== EXCERPTED RECORDS ==
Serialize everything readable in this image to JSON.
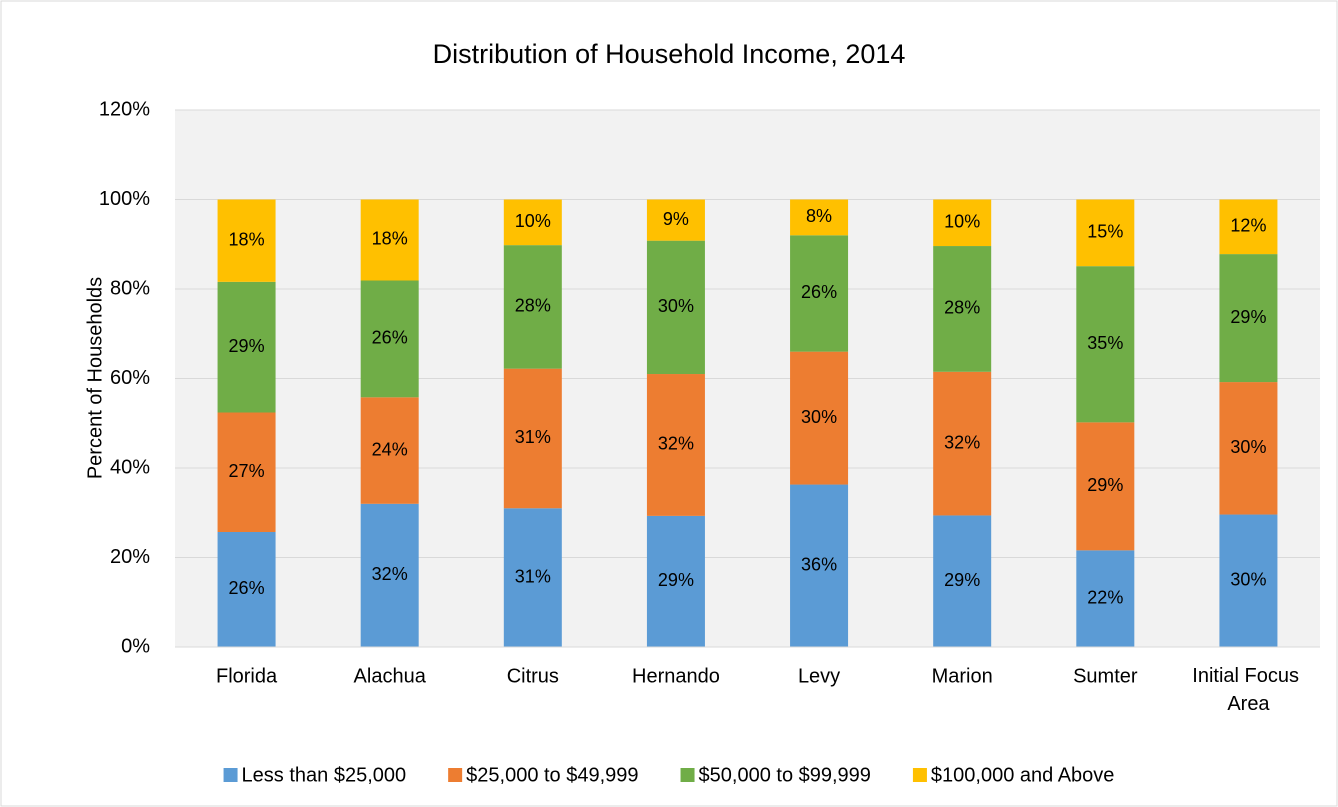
{
  "chart_data": {
    "type": "stacked_bar",
    "title": "Distribution of Household Income, 2014",
    "y_label": "Percent of Households",
    "categories": [
      "Florida",
      "Alachua",
      "Citrus",
      "Hernando",
      "Levy",
      "Marion",
      "Sumter",
      "Initial Focus Area"
    ],
    "series": [
      {
        "name": "Less than $25,000",
        "color": "#5b9bd5",
        "values": [
          25.7,
          32,
          31,
          29.3,
          36.3,
          29.4,
          21.6,
          29.6
        ],
        "value_labels": [
          "26%",
          "32%",
          "31%",
          "29%",
          "36%",
          "29%",
          "22%",
          "30%"
        ]
      },
      {
        "name": "$25,000 to $49,999",
        "color": "#ed7d31",
        "values": [
          26.7,
          23.8,
          31.2,
          31.7,
          29.7,
          32.1,
          28.6,
          29.6
        ],
        "value_labels": [
          "27%",
          "24%",
          "31%",
          "32%",
          "30%",
          "32%",
          "29%",
          "30%"
        ]
      },
      {
        "name": "$50,000 to $99,999",
        "color": "#70ad47",
        "values": [
          29.2,
          26.1,
          27.6,
          29.8,
          26,
          28.1,
          34.9,
          28.6
        ],
        "value_labels": [
          "29%",
          "26%",
          "28%",
          "30%",
          "26%",
          "28%",
          "35%",
          "29%"
        ]
      },
      {
        "name": "$100,000 and Above",
        "color": "#ffc000",
        "values": [
          18.4,
          18.1,
          10.2,
          9.2,
          8,
          10.4,
          14.9,
          12.2
        ],
        "value_labels": [
          "18%",
          "18%",
          "10%",
          "9%",
          "8%",
          "10%",
          "15%",
          "12%"
        ]
      }
    ],
    "ylim": [
      0,
      120
    ],
    "yticks": [
      {
        "value": 0,
        "label": "0%"
      },
      {
        "value": 20,
        "label": "20%"
      },
      {
        "value": 40,
        "label": "40%"
      },
      {
        "value": 60,
        "label": "60%"
      },
      {
        "value": 80,
        "label": "80%"
      },
      {
        "value": 100,
        "label": "100%"
      },
      {
        "value": 120,
        "label": "120%"
      }
    ],
    "grid": true,
    "legend": "bottom"
  }
}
===
PROBLEM:
Reproduce all of the material exactly, apart from the pictures.

EXERCISE RESULT:
Serialize everything readable in this image to JSON.
{
  "chart_data": {
    "type": "stacked_bar",
    "title": "Distribution of Household Income, 2014",
    "y_label": "Percent of Households",
    "categories": [
      "Florida",
      "Alachua",
      "Citrus",
      "Hernando",
      "Levy",
      "Marion",
      "Sumter",
      "Initial Focus Area"
    ],
    "series": [
      {
        "name": "Less than $25,000",
        "color": "#5b9bd5",
        "values": [
          25.7,
          32,
          31,
          29.3,
          36.3,
          29.4,
          21.6,
          29.6
        ],
        "value_labels": [
          "26%",
          "32%",
          "31%",
          "29%",
          "36%",
          "29%",
          "22%",
          "30%"
        ]
      },
      {
        "name": "$25,000 to $49,999",
        "color": "#ed7d31",
        "values": [
          26.7,
          23.8,
          31.2,
          31.7,
          29.7,
          32.1,
          28.6,
          29.6
        ],
        "value_labels": [
          "27%",
          "24%",
          "31%",
          "32%",
          "30%",
          "32%",
          "29%",
          "30%"
        ]
      },
      {
        "name": "$50,000 to $99,999",
        "color": "#70ad47",
        "values": [
          29.2,
          26.1,
          27.6,
          29.8,
          26,
          28.1,
          34.9,
          28.6
        ],
        "value_labels": [
          "29%",
          "26%",
          "28%",
          "30%",
          "26%",
          "28%",
          "35%",
          "29%"
        ]
      },
      {
        "name": "$100,000 and Above",
        "color": "#ffc000",
        "values": [
          18.4,
          18.1,
          10.2,
          9.2,
          8,
          10.4,
          14.9,
          12.2
        ],
        "value_labels": [
          "18%",
          "18%",
          "10%",
          "9%",
          "8%",
          "10%",
          "15%",
          "12%"
        ]
      }
    ],
    "ylim": [
      0,
      120
    ],
    "yticks": [
      {
        "value": 0,
        "label": "0%"
      },
      {
        "value": 20,
        "label": "20%"
      },
      {
        "value": 40,
        "label": "40%"
      },
      {
        "value": 60,
        "label": "60%"
      },
      {
        "value": 80,
        "label": "80%"
      },
      {
        "value": 100,
        "label": "100%"
      },
      {
        "value": 120,
        "label": "120%"
      }
    ],
    "grid": true,
    "legend": "bottom"
  }
}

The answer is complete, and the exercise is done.